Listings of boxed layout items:
○ ○ ○ ○ ○

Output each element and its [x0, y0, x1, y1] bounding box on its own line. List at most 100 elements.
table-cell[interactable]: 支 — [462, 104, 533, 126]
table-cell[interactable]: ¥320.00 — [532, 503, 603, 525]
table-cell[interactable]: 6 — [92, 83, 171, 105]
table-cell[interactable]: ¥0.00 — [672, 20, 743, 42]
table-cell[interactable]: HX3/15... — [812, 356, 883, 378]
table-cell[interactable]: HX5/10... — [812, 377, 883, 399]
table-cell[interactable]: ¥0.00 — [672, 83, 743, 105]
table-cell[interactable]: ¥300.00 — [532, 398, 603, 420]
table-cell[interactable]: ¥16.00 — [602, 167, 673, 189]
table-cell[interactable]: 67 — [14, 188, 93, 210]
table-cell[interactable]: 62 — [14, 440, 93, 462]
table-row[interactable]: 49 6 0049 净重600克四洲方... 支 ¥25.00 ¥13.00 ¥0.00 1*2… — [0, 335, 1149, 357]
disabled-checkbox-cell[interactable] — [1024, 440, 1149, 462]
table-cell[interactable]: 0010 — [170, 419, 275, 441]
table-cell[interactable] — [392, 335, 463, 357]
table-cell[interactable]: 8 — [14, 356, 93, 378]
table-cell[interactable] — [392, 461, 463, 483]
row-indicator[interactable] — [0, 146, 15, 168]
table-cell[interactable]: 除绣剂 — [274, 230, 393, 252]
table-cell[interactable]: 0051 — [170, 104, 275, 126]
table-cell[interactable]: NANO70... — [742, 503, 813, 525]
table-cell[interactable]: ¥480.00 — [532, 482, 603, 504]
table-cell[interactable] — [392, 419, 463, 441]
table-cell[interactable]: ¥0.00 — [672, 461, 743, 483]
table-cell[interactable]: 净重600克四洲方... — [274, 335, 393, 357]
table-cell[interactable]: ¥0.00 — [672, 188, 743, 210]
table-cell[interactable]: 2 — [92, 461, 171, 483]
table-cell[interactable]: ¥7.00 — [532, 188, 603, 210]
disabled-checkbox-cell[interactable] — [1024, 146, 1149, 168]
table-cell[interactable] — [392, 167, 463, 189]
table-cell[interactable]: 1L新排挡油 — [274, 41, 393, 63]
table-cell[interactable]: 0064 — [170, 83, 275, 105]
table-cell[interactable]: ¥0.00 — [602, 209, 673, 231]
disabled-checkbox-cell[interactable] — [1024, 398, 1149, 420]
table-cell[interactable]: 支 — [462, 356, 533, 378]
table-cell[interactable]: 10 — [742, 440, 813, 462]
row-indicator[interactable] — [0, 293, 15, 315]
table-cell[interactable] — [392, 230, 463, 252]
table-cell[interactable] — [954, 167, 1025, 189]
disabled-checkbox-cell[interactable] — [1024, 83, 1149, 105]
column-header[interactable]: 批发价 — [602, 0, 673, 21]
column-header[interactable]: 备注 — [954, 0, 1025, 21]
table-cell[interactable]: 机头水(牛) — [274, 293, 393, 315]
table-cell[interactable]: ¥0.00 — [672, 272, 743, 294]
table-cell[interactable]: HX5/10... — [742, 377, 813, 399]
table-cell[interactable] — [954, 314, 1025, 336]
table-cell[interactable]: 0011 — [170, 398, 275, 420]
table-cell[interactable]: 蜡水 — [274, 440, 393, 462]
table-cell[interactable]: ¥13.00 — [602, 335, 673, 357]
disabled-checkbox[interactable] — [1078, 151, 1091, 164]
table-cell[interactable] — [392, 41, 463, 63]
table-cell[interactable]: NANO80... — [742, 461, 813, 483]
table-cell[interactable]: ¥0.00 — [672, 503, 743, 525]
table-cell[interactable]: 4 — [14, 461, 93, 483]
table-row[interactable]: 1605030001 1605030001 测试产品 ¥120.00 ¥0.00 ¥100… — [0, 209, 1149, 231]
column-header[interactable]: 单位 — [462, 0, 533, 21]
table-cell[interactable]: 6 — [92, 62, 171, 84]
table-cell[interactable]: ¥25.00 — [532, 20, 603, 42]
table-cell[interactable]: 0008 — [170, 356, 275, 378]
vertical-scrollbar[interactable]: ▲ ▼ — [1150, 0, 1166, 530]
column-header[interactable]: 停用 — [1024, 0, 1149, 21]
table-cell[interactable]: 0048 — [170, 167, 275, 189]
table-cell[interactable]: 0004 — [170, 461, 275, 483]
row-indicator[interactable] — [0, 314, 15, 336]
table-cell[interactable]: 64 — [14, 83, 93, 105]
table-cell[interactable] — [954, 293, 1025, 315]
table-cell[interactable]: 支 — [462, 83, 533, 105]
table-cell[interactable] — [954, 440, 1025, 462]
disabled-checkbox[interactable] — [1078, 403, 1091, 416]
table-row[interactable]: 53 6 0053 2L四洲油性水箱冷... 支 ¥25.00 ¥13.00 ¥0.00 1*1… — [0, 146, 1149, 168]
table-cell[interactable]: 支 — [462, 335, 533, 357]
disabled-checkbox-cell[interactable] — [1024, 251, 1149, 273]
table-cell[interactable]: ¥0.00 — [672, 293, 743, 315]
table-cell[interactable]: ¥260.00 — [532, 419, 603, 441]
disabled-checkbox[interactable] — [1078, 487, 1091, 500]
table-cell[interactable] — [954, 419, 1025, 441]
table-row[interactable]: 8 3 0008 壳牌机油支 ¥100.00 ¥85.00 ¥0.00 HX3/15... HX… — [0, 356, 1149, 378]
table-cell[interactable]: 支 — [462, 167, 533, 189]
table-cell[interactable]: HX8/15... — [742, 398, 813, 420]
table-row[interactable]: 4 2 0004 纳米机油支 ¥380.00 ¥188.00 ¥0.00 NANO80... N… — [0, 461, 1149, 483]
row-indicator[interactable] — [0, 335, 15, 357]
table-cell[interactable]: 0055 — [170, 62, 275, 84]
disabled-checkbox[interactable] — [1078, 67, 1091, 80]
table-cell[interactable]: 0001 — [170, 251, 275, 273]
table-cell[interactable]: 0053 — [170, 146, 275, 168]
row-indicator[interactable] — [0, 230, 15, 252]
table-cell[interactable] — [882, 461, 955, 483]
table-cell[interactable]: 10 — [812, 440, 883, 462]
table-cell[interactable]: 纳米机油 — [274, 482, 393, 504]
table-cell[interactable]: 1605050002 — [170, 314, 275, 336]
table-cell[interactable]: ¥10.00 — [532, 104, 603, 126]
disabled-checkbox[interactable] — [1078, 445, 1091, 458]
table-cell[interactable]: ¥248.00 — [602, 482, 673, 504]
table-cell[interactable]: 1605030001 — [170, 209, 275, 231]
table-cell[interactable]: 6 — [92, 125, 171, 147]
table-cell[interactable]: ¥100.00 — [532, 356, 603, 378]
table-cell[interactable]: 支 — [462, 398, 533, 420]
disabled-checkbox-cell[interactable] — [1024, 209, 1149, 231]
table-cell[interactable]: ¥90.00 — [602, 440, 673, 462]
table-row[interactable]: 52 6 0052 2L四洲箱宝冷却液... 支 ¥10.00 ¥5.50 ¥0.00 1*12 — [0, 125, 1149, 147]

○ ○ ○ ○ ○

What to produce:
Report each line of the records that contains the string "indicator", copying the lines in full. Case counts.

Reply to the exercise:
row-indicator[interactable] — [0, 146, 15, 168]
row-indicator[interactable] — [0, 293, 15, 315]
row-indicator[interactable] — [0, 314, 15, 336]
row-indicator[interactable] — [0, 335, 15, 357]
row-indicator[interactable] — [0, 230, 15, 252]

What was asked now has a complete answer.